Data excerpts

--- START ---

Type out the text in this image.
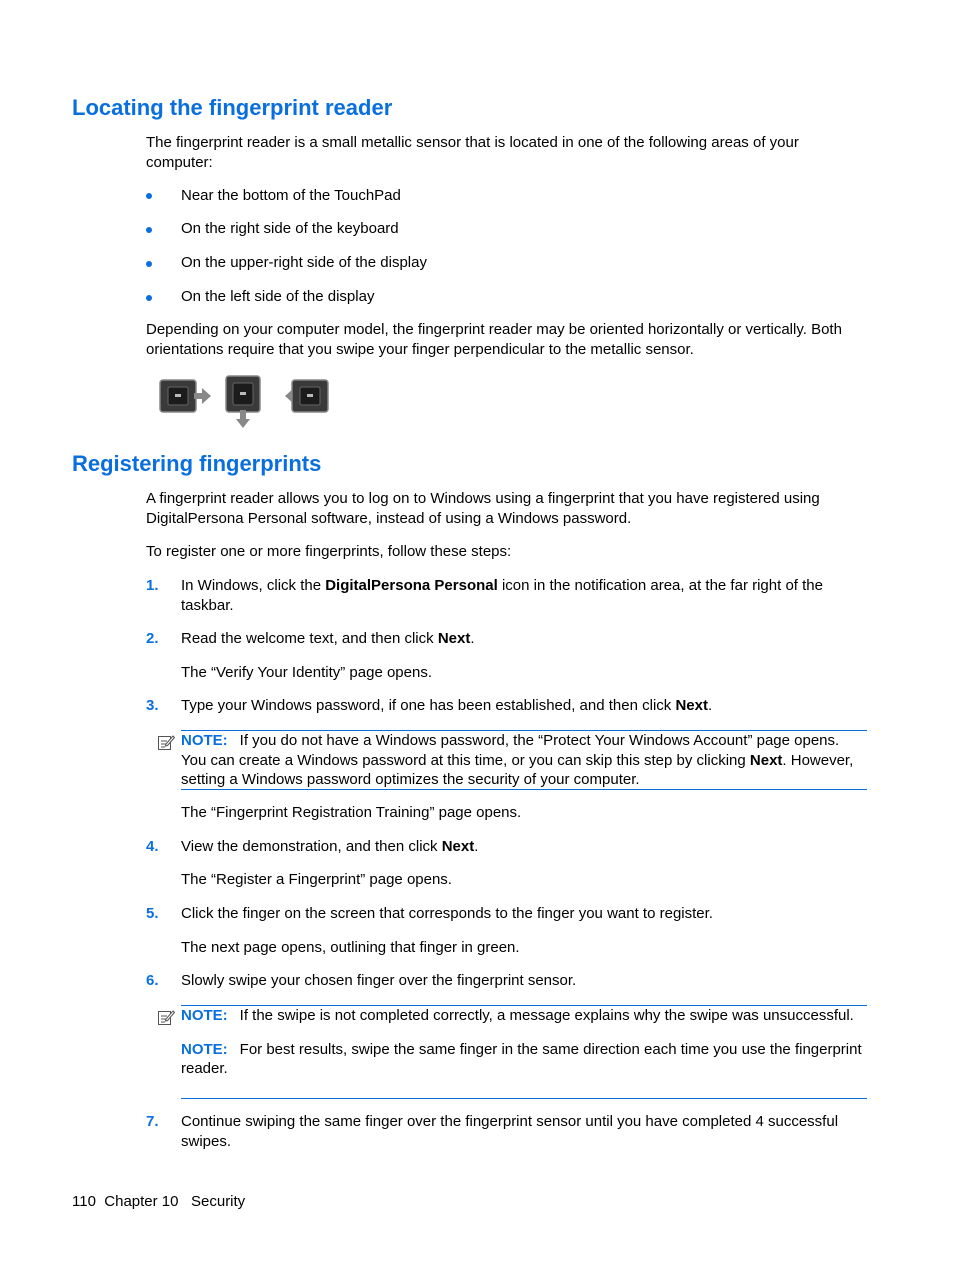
Locating the fingerprint reader
The fingerprint reader is a small metallic sensor that is located in one of the following areas of your computer:
Near the bottom of the TouchPad
On the right side of the keyboard
On the upper-right side of the display
On the left side of the display
Depending on your computer model, the fingerprint reader may be oriented horizontally or vertically. Both orientations require that you swipe your finger perpendicular to the metallic sensor.
Registering fingerprints
A fingerprint reader allows you to log on to Windows using a fingerprint that you have registered using DigitalPersona Personal software, instead of using a Windows password.
To register one or more fingerprints, follow these steps:
1. In Windows, click the DigitalPersona Personal icon in the notification area, at the far right of the taskbar.
2. Read the welcome text, and then click Next.
The “Verify Your Identity” page opens.
3. Type your Windows password, if one has been established, and then click Next.
NOTE: If you do not have a Windows password, the “Protect Your Windows Account” page opens. You can create a Windows password at this time, or you can skip this step by clicking Next. However, setting a Windows password optimizes the security of your computer.
The “Fingerprint Registration Training” page opens.
4. View the demonstration, and then click Next.
The “Register a Fingerprint” page opens.
5. Click the finger on the screen that corresponds to the finger you want to register.
The next page opens, outlining that finger in green.
6. Slowly swipe your chosen finger over the fingerprint sensor.
NOTE: If the swipe is not completed correctly, a message explains why the swipe was unsuccessful.
NOTE: For best results, swipe the same finger in the same direction each time you use the fingerprint reader.
7. Continue swiping the same finger over the fingerprint sensor until you have completed 4 successful swipes.
110 Chapter 10 Security
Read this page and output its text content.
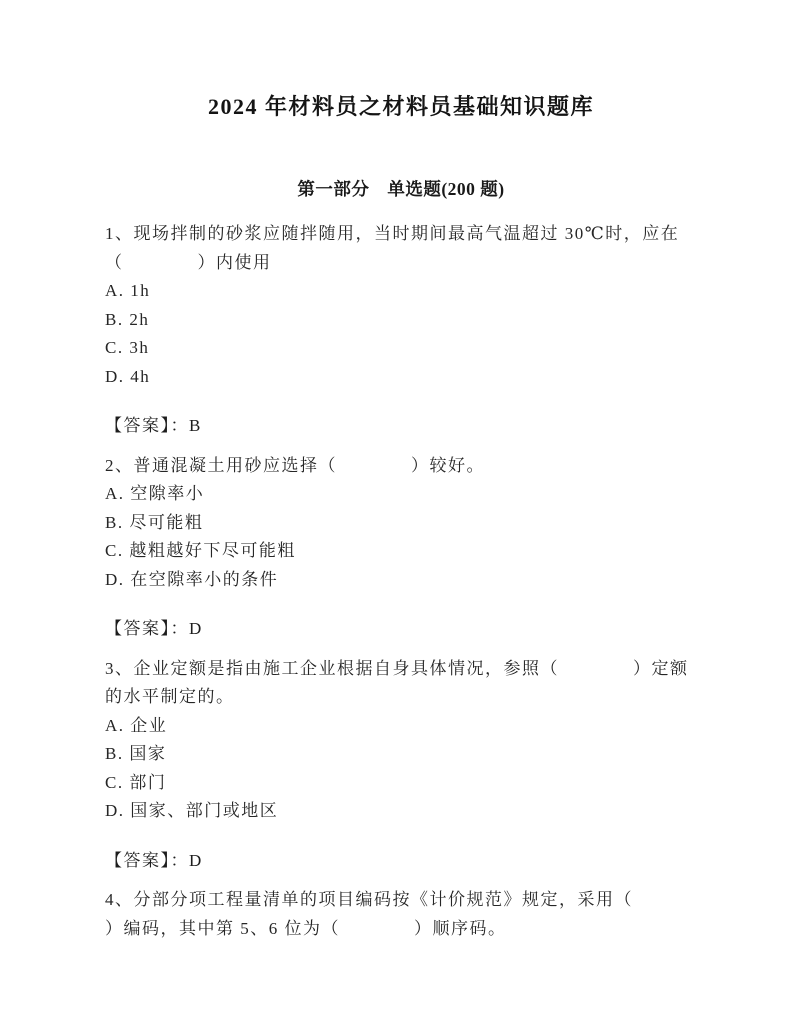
2024 年材料员之材料员基础知识题库
第一部分　单选题(200 题)
1、现场拌制的砂浆应随拌随用，当时期间最高气温超过 30℃时，应在
（　　　　）内使用
A. 1h
B. 2h
C. 3h
D. 4h
【答案】：B
2、普通混凝土用砂应选择（　　　　）较好。
A. 空隙率小
B. 尽可能粗
C. 越粗越好下尽可能粗
D. 在空隙率小的条件
【答案】：D
3、企业定额是指由施工企业根据自身具体情况，参照（　　　　）定额
的水平制定的。
A. 企业
B. 国家
C. 部门
D. 国家、部门或地区
【答案】：D
4、分部分项工程量清单的项目编码按《计价规范》规定，采用（
）编码，其中第 5、6 位为（　　　　）顺序码。
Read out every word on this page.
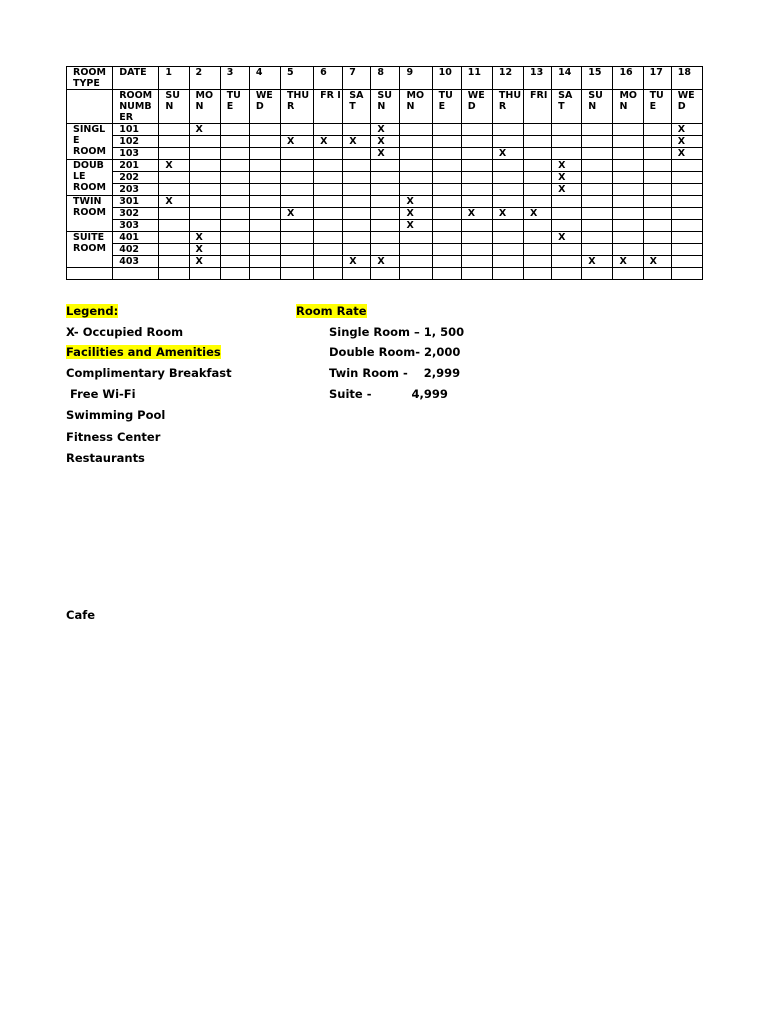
ROOM TYPE	DATE	1	2	3	4	5	6	7	8	9	10	11	12	13	14	15	16	17	18
	ROOM NUMB ER	SU N	MO N	TU E	WE D	THU R	FR I	SA T	SU N	MO N	TU E	WE D	THU R	FRI	SA T	SU N	MO N	TU E	WE D
SINGL E ROOM	101		X						X										X
	102					X	X	X	X										X
	103								X				X						X
DOUB LE ROOM	201	X													X				
	202														X				
	203														X				
TWIN ROOM	301	X								X									
	302					X				X		X	X	X					
	303									X									
SUITE ROOM	401		X												X				
	402		X																
	403		X					X	X							X	X	X	

Legend:
X- Occupied Room
Facilities and Amenities
Complimentary Breakfast
Free Wi-Fi
Swimming Pool
Fitness Center
Restaurants
Cafe
Room Rate
Single Room – 1, 500
Double Room- 2,000
Twin Room -    2,999
Suite -          4,999
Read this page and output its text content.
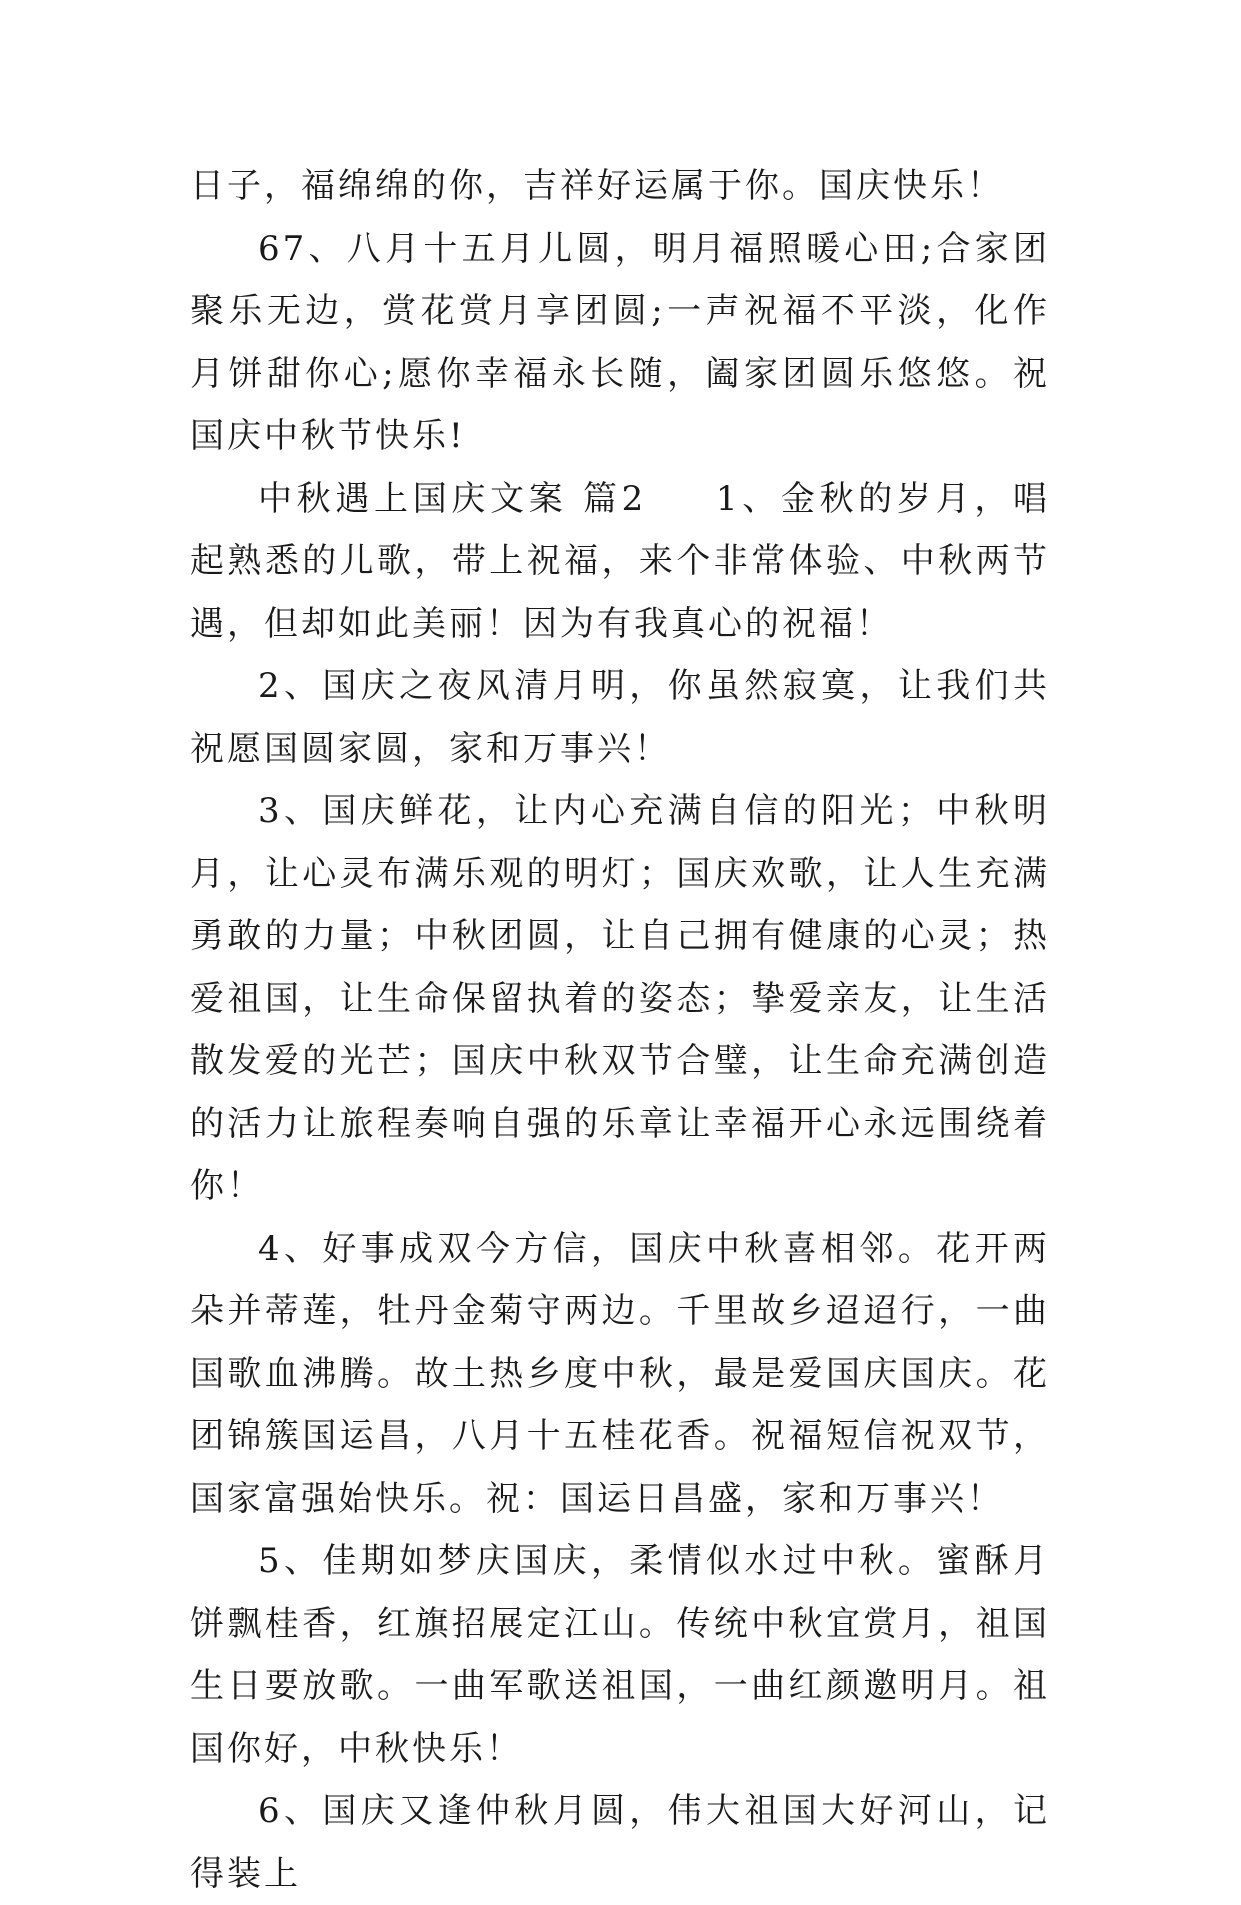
日子，福绵绵的你，吉祥好运属于你。国庆快乐！

67、八月十五月儿圆，明月福照暖心田;合家团聚乐无边，赏花赏月享团圆;一声祝福不平淡，化作月饼甜你心;愿你幸福永长随，阖家团圆乐悠悠。祝国庆中秋节快乐!

中秋遇上国庆文案 篇2 　 1、金秋的岁月，唱起熟悉的儿歌，带上祝福，来个非常体验、中秋两节遇，但却如此美丽！因为有我真心的祝福！

2、国庆之夜风清月明，你虽然寂寞，让我们共祝愿国圆家圆，家和万事兴！

3、国庆鲜花，让内心充满自信的阳光；中秋明月，让心灵布满乐观的明灯；国庆欢歌，让人生充满勇敢的力量；中秋团圆，让自己拥有健康的心灵；热爱祖国，让生命保留执着的姿态；挚爱亲友，让生活散发爱的光芒；国庆中秋双节合璧，让生命充满创造的活力让旅程奏响自强的乐章让幸福开心永远围绕着你！

4、好事成双今方信，国庆中秋喜相邻。花开两朵并蒂莲，牡丹金菊守两边。千里故乡迢迢行，一曲国歌血沸腾。故土热乡度中秋，最是爱国庆国庆。花团锦簇国运昌，八月十五桂花香。祝福短信祝双节，国家富强始快乐。祝：国运日昌盛，家和万事兴！

5、佳期如梦庆国庆，柔情似水过中秋。蜜酥月饼飘桂香，红旗招展定江山。传统中秋宜赏月，祖国生日要放歌。一曲军歌送祖国，一曲红颜邀明月。祖国你好，中秋快乐！

6、国庆又逢仲秋月圆，伟大祖国大好河山，记得装上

--- END ---

THE TASK - Scan the lines above for "completed", then copy every one that has it.

RESPONSE -
NOTE: If the swipe is not completed correctly, a message explains why the swipe was unsuccessful.
7. Continue swiping the same finger over the fingerprint sensor until you have completed 4 successful swipes.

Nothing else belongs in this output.